### [Given request]
Leave out the pictures and reproduce all of the data exactly.

Chart and figure data:
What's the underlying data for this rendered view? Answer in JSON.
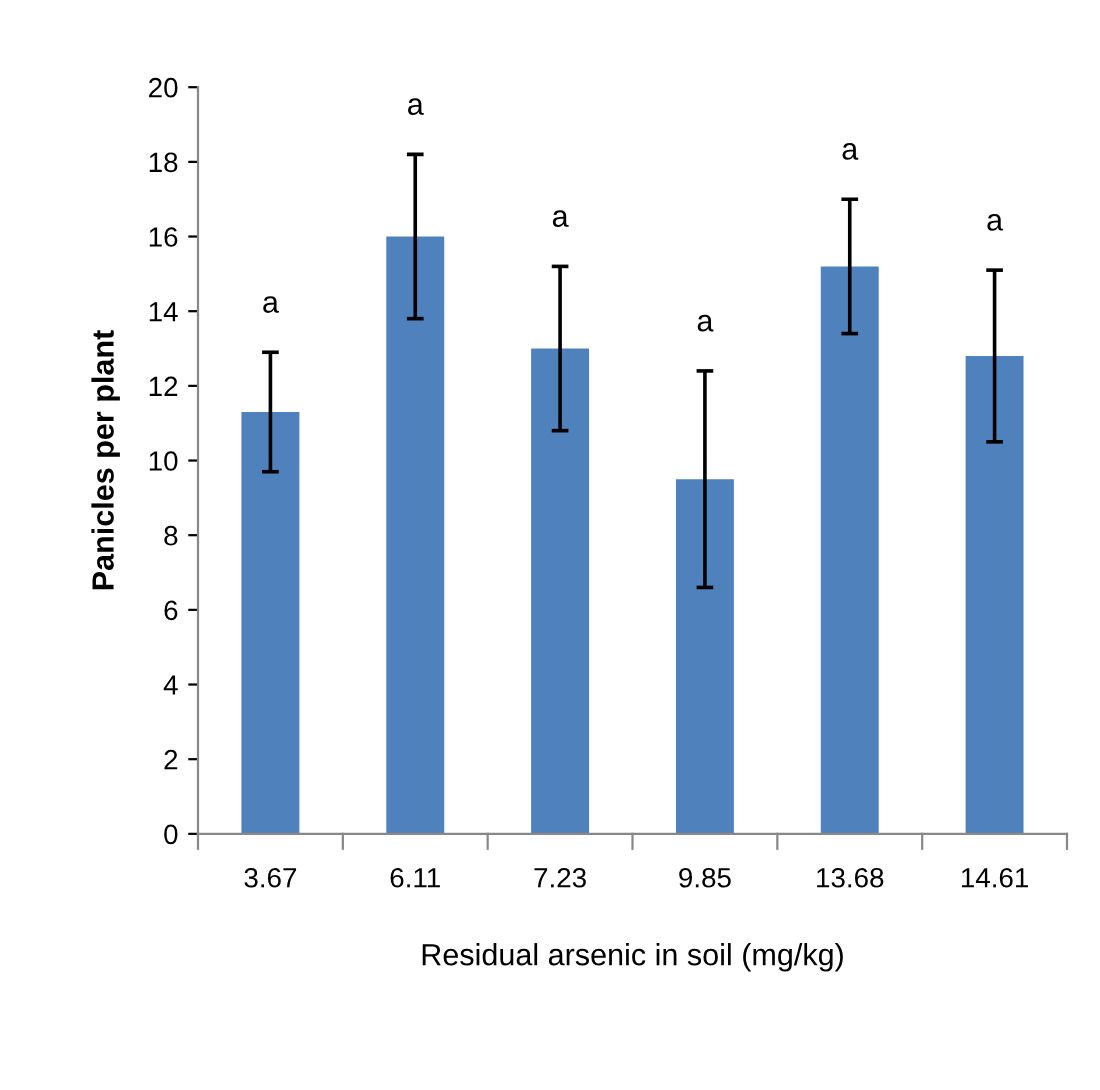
{
  "chart_data": {
    "type": "bar",
    "xlabel": "Residual arsenic in soil (mg/kg)",
    "ylabel": "Panicles per plant",
    "categories": [
      "3.67",
      "6.11",
      "7.23",
      "9.85",
      "13.68",
      "14.61"
    ],
    "values": [
      11.3,
      16.0,
      13.0,
      9.5,
      15.2,
      12.8
    ],
    "errors": [
      1.6,
      2.2,
      2.2,
      2.9,
      1.8,
      2.3
    ],
    "color": "#4f81bd",
    "ylim": [
      0,
      20
    ],
    "yticks": [
      0,
      2,
      4,
      6,
      8,
      10,
      12,
      14,
      16,
      18,
      20
    ],
    "grid": false,
    "annotations": [
      "a",
      "a",
      "a",
      "a",
      "a",
      "a"
    ]
  }
}
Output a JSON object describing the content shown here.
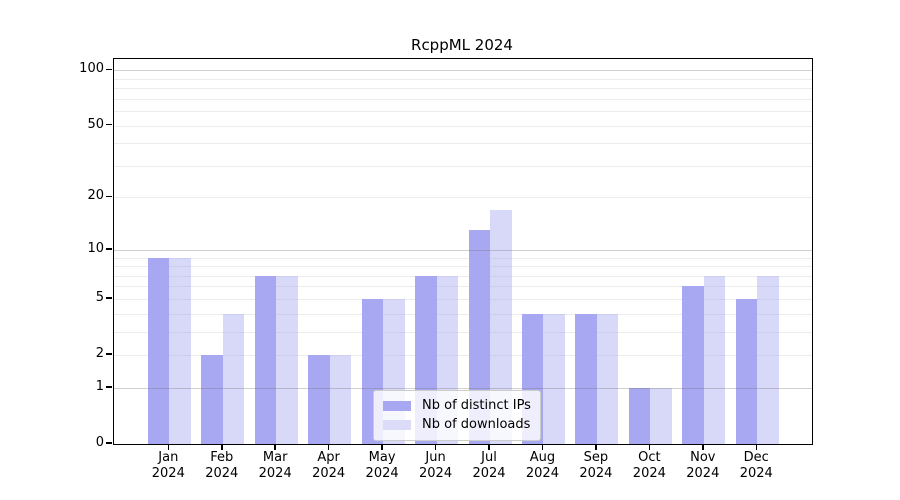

### [Task solution]
What's the underlying data for this rendered view? Answer in JSON.
{
  "chart_data": {
    "type": "bar",
    "xlabel": "Residual arsenic in soil (mg/kg)",
    "ylabel": "Panicles per plant",
    "categories": [
      "3.67",
      "6.11",
      "7.23",
      "9.85",
      "13.68",
      "14.61"
    ],
    "values": [
      11.3,
      16.0,
      13.0,
      9.5,
      15.2,
      12.8
    ],
    "errors": [
      1.6,
      2.2,
      2.2,
      2.9,
      1.8,
      2.3
    ],
    "color": "#4f81bd",
    "ylim": [
      0,
      20
    ],
    "yticks": [
      0,
      2,
      4,
      6,
      8,
      10,
      12,
      14,
      16,
      18,
      20
    ],
    "grid": false,
    "annotations": [
      "a",
      "a",
      "a",
      "a",
      "a",
      "a"
    ]
  }
}
Output a JSON object describing the content shown here.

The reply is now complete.